DATA ENTRIES:
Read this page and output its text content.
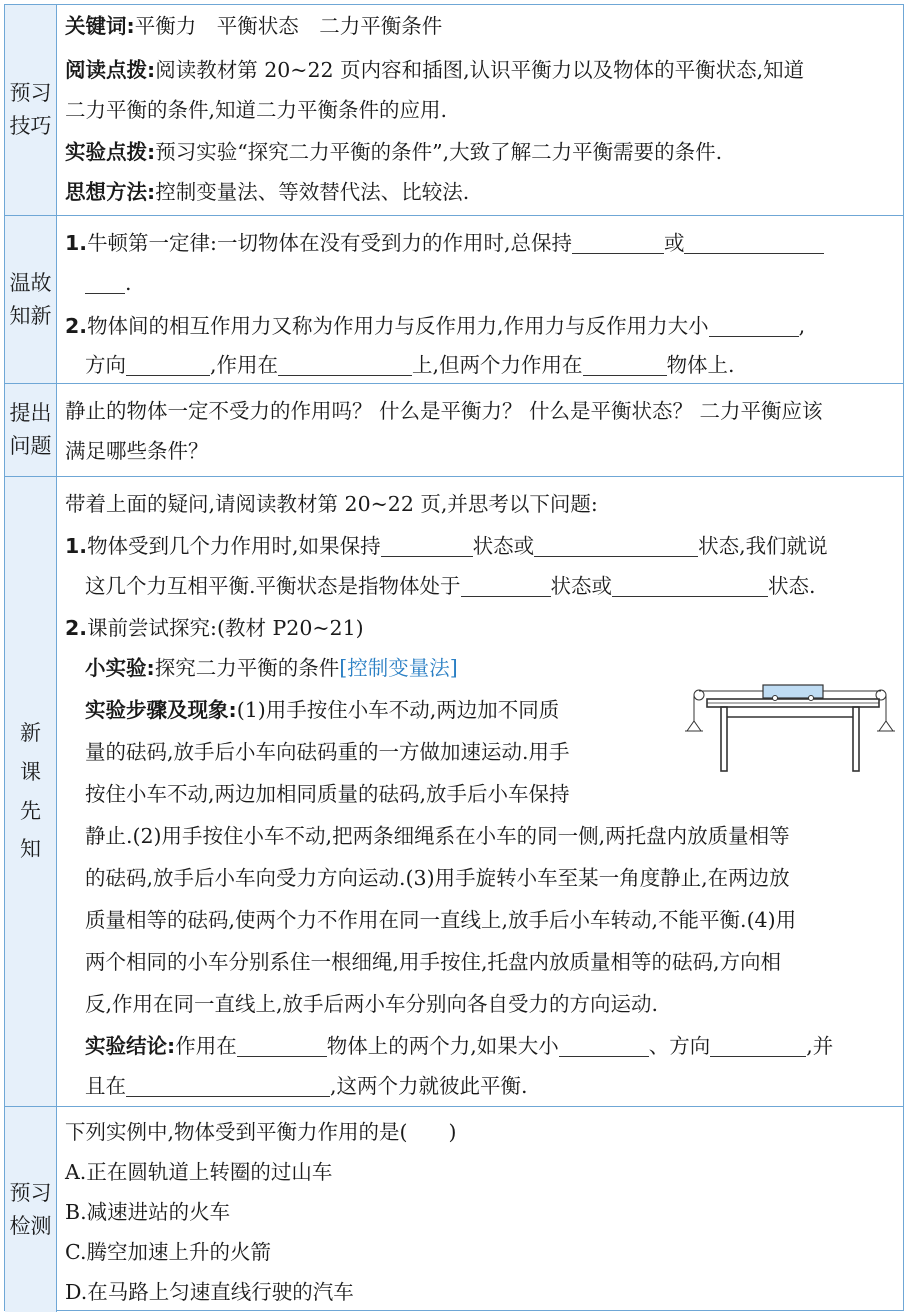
预习
技巧
关键词:平衡力　平衡状态　二力平衡条件
阅读点拨:阅读教材第 20~22 页内容和插图,认识平衡力以及物体的平衡状态,知道
二力平衡的条件,知道二力平衡条件的应用.
实验点拨:预习实验“探究二力平衡的条件”,大致了解二力平衡需要的条件.
思想方法:控制变量法、等效替代法、比较法.
温故
知新
1.牛顿第一定律:一切物体在没有受到力的作用时,总保持	或
.
2.物体间的相互作用力又称为作用力与反作用力,作用力与反作用力大小	,
方向	,作用在	上,但两个力作用在	物体上.
提出
问题
静止的物体一定不受力的作用吗？ 什么是平衡力？ 什么是平衡状态？ 二力平衡应该
满足哪些条件？
新
课
先
知
带着上面的疑问,请阅读教材第 20~22 页,并思考以下问题:
1.物体受到几个力作用时,如果保持	状态或	状态,我们就说
这几个力互相平衡.平衡状态是指物体处于	状态或	状态.
2.课前尝试探究:(教材 P20~21)
小实验:探究二力平衡的条件[控制变量法]
实验步骤及现象:(1)用手按住小车不动,两边加不同质
量的砝码,放手后小车向砝码重的一方做加速运动.用手
按住小车不动,两边加相同质量的砝码,放手后小车保持
静止.(2)用手按住小车不动,把两条细绳系在小车的同一侧,两托盘内放质量相等
的砝码,放手后小车向受力方向运动.(3)用手旋转小车至某一角度静止,在两边放
质量相等的砝码,使两个力不作用在同一直线上,放手后小车转动,不能平衡.(4)用
两个相同的小车分别系住一根细绳,用手按住,托盘内放质量相等的砝码,方向相
反,作用在同一直线上,放手后两小车分别向各自受力的方向运动.
实验结论:作用在	物体上的两个力,如果大小	、方向	,并
且在	,这两个力就彼此平衡.
预习
检测
下列实例中,物体受到平衡力作用的是(　　)
A.正在圆轨道上转圈的过山车
B.减速进站的火车
C.腾空加速上升的火箭
D.在马路上匀速直线行驶的汽车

THE PROBLEM: Each line in the material either holds the string "控制变量法" or does not. State how many do, and nothing else.

THE SOLUTION: 2